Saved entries
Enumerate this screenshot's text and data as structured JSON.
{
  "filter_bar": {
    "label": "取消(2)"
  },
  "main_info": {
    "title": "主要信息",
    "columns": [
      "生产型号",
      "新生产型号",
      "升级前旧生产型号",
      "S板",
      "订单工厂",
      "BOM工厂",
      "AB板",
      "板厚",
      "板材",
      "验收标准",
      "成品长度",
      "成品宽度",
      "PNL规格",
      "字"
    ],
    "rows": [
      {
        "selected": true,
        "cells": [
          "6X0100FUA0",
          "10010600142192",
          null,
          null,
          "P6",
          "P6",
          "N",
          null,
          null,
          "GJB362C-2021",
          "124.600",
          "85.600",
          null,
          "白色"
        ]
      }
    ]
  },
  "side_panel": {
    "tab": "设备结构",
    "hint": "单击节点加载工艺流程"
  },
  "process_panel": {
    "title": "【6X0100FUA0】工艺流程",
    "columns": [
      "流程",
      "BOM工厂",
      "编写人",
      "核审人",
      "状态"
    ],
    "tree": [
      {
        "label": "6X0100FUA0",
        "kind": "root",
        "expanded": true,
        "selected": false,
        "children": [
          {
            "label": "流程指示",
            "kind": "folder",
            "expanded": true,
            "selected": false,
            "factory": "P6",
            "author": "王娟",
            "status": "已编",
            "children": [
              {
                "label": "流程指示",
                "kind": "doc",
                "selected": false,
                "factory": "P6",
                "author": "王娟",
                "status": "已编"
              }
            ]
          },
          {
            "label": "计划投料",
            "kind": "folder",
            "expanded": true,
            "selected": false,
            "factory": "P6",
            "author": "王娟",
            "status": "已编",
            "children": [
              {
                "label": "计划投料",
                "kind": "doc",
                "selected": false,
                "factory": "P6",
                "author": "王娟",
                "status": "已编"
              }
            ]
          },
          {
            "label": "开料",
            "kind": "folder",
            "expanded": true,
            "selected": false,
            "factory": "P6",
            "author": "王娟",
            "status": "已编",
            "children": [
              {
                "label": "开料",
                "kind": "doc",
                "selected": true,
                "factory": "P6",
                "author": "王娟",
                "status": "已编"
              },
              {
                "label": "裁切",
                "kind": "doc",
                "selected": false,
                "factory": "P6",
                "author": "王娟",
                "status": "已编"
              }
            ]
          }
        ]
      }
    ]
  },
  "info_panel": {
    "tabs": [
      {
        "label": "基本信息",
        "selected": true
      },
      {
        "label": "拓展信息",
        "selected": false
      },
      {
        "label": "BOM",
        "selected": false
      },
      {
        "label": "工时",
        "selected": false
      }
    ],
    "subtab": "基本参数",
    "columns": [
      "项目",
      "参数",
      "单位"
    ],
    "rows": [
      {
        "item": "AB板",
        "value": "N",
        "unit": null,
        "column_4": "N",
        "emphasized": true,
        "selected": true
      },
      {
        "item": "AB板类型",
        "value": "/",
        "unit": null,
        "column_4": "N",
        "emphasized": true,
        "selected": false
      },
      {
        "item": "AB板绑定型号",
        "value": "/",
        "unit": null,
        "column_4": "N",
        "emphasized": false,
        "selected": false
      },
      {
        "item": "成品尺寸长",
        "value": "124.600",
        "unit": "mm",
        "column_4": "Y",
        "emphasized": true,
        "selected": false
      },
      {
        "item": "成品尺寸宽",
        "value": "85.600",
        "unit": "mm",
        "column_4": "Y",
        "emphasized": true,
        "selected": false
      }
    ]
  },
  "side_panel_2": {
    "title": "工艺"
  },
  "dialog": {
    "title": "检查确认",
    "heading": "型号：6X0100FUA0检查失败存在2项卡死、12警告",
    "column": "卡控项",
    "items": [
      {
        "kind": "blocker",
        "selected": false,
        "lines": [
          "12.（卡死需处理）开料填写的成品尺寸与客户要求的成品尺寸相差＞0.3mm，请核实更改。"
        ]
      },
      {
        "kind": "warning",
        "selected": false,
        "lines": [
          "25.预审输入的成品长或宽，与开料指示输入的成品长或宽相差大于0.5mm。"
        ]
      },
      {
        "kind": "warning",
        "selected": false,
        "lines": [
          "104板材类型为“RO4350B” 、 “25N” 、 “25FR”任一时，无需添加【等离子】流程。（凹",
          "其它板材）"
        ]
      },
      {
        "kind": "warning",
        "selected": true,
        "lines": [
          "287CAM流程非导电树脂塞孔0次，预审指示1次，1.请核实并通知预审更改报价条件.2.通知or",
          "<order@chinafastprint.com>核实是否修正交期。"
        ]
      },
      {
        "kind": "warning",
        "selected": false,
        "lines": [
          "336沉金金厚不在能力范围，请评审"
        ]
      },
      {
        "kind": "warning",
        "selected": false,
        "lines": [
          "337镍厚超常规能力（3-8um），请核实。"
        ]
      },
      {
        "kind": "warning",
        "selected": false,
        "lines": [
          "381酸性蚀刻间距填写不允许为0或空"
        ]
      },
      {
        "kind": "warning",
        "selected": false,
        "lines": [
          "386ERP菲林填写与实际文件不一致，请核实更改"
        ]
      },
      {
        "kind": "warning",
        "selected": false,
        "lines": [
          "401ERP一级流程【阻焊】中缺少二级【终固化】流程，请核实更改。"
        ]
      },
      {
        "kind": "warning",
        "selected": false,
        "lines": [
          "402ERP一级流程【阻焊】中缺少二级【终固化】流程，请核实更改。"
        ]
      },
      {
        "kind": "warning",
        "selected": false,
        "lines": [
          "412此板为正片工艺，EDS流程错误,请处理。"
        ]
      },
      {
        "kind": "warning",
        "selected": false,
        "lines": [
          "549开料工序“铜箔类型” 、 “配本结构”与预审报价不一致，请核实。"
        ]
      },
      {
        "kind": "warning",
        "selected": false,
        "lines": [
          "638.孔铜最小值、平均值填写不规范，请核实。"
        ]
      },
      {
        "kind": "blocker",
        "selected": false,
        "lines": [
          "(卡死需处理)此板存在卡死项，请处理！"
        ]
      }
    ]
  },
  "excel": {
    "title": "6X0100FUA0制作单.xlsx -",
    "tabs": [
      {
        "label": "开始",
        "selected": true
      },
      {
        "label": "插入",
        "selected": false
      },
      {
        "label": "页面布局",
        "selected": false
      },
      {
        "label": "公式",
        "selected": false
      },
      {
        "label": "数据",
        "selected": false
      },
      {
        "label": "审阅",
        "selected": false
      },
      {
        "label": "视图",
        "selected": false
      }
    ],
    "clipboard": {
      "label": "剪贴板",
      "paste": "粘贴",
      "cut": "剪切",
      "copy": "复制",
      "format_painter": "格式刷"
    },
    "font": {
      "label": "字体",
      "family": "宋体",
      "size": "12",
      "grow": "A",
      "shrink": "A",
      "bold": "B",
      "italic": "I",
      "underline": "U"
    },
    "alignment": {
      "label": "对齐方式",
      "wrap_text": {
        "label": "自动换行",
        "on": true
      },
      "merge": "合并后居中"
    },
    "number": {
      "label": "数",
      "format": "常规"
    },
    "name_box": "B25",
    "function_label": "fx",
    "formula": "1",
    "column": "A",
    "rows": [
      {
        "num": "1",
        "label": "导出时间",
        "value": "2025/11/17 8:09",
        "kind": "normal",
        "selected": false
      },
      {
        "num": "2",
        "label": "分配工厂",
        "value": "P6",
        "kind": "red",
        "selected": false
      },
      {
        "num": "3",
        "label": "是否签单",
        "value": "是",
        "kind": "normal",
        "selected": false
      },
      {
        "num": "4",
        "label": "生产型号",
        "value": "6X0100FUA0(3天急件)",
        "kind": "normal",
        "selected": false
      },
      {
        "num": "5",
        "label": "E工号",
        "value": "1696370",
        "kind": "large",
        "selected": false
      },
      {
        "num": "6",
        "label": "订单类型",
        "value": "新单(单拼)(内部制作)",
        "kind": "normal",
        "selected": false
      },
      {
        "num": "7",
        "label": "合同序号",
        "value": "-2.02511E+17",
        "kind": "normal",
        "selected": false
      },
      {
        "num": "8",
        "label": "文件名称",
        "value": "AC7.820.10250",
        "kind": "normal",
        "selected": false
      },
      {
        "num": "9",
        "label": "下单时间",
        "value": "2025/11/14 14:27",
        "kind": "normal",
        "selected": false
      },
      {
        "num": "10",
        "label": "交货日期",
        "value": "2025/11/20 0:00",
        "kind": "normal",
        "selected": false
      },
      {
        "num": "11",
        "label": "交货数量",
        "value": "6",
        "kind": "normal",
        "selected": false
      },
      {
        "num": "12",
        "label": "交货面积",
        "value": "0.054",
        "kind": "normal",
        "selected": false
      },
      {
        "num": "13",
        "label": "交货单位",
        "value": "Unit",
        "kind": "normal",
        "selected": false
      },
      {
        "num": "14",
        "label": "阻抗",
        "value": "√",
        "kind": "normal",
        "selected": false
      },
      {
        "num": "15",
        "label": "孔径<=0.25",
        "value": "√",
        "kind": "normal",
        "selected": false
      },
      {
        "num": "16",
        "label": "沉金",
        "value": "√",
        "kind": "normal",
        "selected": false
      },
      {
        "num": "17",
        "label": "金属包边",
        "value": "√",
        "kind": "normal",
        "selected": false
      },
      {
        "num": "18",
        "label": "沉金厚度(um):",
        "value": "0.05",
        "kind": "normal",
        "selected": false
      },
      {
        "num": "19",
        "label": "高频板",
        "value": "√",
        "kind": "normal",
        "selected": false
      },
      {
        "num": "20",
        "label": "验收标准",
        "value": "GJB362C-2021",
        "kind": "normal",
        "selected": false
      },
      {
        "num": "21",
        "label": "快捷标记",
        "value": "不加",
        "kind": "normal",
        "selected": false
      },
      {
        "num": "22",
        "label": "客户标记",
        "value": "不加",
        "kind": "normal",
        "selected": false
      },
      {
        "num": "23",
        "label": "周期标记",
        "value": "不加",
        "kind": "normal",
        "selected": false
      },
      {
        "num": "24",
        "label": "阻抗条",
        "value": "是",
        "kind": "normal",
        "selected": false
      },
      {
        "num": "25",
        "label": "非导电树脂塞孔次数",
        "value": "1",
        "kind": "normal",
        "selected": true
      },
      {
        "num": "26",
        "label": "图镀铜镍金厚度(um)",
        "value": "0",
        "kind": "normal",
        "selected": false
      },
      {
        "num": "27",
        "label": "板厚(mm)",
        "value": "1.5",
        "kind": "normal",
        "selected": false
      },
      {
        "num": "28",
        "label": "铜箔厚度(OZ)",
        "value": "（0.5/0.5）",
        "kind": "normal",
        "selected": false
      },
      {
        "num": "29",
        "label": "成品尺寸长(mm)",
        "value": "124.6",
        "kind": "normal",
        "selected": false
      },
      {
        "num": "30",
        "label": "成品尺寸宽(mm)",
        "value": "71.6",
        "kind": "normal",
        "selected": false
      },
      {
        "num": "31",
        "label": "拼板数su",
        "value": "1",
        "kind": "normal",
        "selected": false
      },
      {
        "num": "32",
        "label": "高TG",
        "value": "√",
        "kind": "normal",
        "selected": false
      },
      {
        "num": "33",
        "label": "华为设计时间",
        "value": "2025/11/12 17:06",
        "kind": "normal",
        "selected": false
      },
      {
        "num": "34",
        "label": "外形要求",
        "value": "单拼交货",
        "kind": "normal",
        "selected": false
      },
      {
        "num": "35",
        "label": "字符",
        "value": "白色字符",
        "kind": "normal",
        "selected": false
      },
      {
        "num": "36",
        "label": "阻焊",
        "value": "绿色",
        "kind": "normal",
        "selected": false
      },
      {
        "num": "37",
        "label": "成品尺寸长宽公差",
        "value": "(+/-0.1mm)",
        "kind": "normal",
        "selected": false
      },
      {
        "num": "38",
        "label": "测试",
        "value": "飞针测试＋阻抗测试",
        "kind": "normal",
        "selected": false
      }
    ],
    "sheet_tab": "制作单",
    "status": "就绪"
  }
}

DO THIS:
Look through the entries above and list every line containing "中缺少二级".

EXERCISE OUTPUT:
          "401ERP一级流程【阻焊】中缺少二级【终固化】流程，请核实更改。"
          "402ERP一级流程【阻焊】中缺少二级【终固化】流程，请核实更改。"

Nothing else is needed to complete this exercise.